*** RAW RECORDS

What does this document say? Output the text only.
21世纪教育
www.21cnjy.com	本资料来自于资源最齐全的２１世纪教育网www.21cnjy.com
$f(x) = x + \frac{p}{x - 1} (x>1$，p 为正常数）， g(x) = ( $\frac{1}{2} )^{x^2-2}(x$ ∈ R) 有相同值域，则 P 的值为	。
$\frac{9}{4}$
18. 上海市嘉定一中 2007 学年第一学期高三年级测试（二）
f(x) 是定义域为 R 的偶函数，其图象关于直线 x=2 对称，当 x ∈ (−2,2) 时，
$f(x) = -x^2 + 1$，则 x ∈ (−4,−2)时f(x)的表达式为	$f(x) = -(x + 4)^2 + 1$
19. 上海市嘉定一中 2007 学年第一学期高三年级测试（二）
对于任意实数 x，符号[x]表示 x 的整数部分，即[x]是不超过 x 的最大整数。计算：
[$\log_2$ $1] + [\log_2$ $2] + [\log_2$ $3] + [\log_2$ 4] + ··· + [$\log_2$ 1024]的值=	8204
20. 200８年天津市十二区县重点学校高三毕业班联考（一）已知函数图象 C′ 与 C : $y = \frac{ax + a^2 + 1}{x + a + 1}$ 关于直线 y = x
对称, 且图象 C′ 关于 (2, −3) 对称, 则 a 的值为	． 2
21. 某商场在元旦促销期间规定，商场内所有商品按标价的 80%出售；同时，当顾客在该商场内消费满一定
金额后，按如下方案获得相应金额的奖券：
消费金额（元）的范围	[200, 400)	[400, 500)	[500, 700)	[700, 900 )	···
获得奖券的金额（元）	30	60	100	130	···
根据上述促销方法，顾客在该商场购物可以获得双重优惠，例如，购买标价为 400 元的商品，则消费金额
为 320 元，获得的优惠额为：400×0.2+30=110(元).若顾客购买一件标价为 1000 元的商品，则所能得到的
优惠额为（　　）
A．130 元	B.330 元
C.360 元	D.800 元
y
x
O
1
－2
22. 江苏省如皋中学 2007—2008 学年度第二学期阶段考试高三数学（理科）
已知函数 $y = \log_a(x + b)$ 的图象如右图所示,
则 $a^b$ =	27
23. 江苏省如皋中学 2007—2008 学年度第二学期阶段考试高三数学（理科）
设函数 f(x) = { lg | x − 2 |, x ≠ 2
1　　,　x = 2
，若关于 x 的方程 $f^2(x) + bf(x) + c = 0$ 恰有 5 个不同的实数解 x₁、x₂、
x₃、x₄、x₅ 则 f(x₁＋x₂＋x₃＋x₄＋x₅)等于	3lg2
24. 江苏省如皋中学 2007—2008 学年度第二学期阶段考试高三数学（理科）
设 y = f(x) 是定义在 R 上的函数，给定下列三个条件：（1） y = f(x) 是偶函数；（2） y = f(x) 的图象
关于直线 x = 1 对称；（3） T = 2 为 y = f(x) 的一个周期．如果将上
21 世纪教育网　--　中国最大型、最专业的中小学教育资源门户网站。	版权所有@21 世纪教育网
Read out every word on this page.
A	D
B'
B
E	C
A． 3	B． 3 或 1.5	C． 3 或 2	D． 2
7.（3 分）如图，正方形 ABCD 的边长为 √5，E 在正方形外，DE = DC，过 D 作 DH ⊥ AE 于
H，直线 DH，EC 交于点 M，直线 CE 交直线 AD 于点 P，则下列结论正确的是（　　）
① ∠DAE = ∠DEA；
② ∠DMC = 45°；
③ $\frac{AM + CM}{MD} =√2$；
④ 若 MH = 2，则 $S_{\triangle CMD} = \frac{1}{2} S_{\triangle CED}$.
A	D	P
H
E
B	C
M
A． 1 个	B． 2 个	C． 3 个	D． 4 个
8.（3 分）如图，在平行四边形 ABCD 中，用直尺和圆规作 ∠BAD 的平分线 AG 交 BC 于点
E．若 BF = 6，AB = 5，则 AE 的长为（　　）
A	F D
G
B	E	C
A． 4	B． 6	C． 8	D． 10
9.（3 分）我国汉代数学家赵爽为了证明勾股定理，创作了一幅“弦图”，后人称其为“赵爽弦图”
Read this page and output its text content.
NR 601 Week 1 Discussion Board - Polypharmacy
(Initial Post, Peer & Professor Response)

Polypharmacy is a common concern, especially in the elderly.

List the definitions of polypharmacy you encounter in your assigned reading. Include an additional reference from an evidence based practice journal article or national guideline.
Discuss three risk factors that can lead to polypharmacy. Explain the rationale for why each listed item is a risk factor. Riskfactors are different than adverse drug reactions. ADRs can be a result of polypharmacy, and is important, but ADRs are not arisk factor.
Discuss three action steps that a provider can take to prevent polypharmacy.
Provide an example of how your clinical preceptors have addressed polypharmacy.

******

### EXERCISE TASK
Make an exact copy of the listing, including every line.

### TASK RESPONSE
What does this document say? Output the text only.
21世纪教育
www.21cnjy.com	本资料来自于资源最齐全的２１世纪教育网www.21cnjy.com
$f(x) = x + \frac{p}{x - 1} (x>1$，p 为正常数）， g(x) = ( $\frac{1}{2} )^{x^2-2}(x$ ∈ R) 有相同值域，则 P 的值为	。
$\frac{9}{4}$
18. 上海市嘉定一中 2007 学年第一学期高三年级测试（二）
f(x) 是定义域为 R 的偶函数，其图象关于直线 x=2 对称，当 x ∈ (−2,2) 时，
$f(x) = -x^2 + 1$，则 x ∈ (−4,−2)时f(x)的表达式为	$f(x) = -(x + 4)^2 + 1$
19. 上海市嘉定一中 2007 学年第一学期高三年级测试（二）
对于任意实数 x，符号[x]表示 x 的整数部分，即[x]是不超过 x 的最大整数。计算：
[$\log_2$ $1] + [\log_2$ $2] + [\log_2$ $3] + [\log_2$ 4] + ··· + [$\log_2$ 1024]的值=	8204
20. 200８年天津市十二区县重点学校高三毕业班联考（一）已知函数图象 C′ 与 C : $y = \frac{ax + a^2 + 1}{x + a + 1}$ 关于直线 y = x
对称, 且图象 C′ 关于 (2, −3) 对称, 则 a 的值为	． 2
21. 某商场在元旦促销期间规定，商场内所有商品按标价的 80%出售；同时，当顾客在该商场内消费满一定
金额后，按如下方案获得相应金额的奖券：
消费金额（元）的范围	[200, 400)	[400, 500)	[500, 700)	[700, 900 )	···
获得奖券的金额（元）	30	60	100	130	···
根据上述促销方法，顾客在该商场购物可以获得双重优惠，例如，购买标价为 400 元的商品，则消费金额
为 320 元，获得的优惠额为：400×0.2+30=110(元).若顾客购买一件标价为 1000 元的商品，则所能得到的
优惠额为（　　）
A．130 元	B.330 元
C.360 元	D.800 元
y
x
O
1
－2
22. 江苏省如皋中学 2007—2008 学年度第二学期阶段考试高三数学（理科）
已知函数 $y = \log_a(x + b)$ 的图象如右图所示,
则 $a^b$ =	27
23. 江苏省如皋中学 2007—2008 学年度第二学期阶段考试高三数学（理科）
设函数 f(x) = { lg | x − 2 |, x ≠ 2
1　　,　x = 2
，若关于 x 的方程 $f^2(x) + bf(x) + c = 0$ 恰有 5 个不同的实数解 x₁、x₂、
x₃、x₄、x₅ 则 f(x₁＋x₂＋x₃＋x₄＋x₅)等于	3lg2
24. 江苏省如皋中学 2007—2008 学年度第二学期阶段考试高三数学（理科）
设 y = f(x) 是定义在 R 上的函数，给定下列三个条件：（1） y = f(x) 是偶函数；（2） y = f(x) 的图象
关于直线 x = 1 对称；（3） T = 2 为 y = f(x) 的一个周期．如果将上
21 世纪教育网　--　中国最大型、最专业的中小学教育资源门户网站。	版权所有@21 世纪教育网
Read out every word on this page.
A	D
B'
B
E	C
A． 3	B． 3 或 1.5	C． 3 或 2	D． 2
7.（3 分）如图，正方形 ABCD 的边长为 √5，E 在正方形外，DE = DC，过 D 作 DH ⊥ AE 于
H，直线 DH，EC 交于点 M，直线 CE 交直线 AD 于点 P，则下列结论正确的是（　　）
① ∠DAE = ∠DEA；
② ∠DMC = 45°；
③ $\frac{AM + CM}{MD} =√2$；
④ 若 MH = 2，则 $S_{\triangle CMD} = \frac{1}{2} S_{\triangle CED}$.
A	D	P
H
E
B	C
M
A． 1 个	B． 2 个	C． 3 个	D． 4 个
8.（3 分）如图，在平行四边形 ABCD 中，用直尺和圆规作 ∠BAD 的平分线 AG 交 BC 于点
E．若 BF = 6，AB = 5，则 AE 的长为（　　）
A	F D
G
B	E	C
A． 4	B． 6	C． 8	D． 10
9.（3 分）我国汉代数学家赵爽为了证明勾股定理，创作了一幅“弦图”，后人称其为“赵爽弦图”
Read this page and output its text content.
NR 601 Week 1 Discussion Board - Polypharmacy
(Initial Post, Peer & Professor Response)

Polypharmacy is a common concern, especially in the elderly.

List the definitions of polypharmacy you encounter in your assigned reading. Include an additional reference from an evidence based practice journal article or national guideline.
Discuss three risk factors that can lead to polypharmacy. Explain the rationale for why each listed item is a risk factor. Riskfactors are different than adverse drug reactions. ADRs can be a result of polypharmacy, and is important, but ADRs are not arisk factor.
Discuss three action steps that a provider can take to prevent polypharmacy.
Provide an example of how your clinical preceptors have addressed polypharmacy.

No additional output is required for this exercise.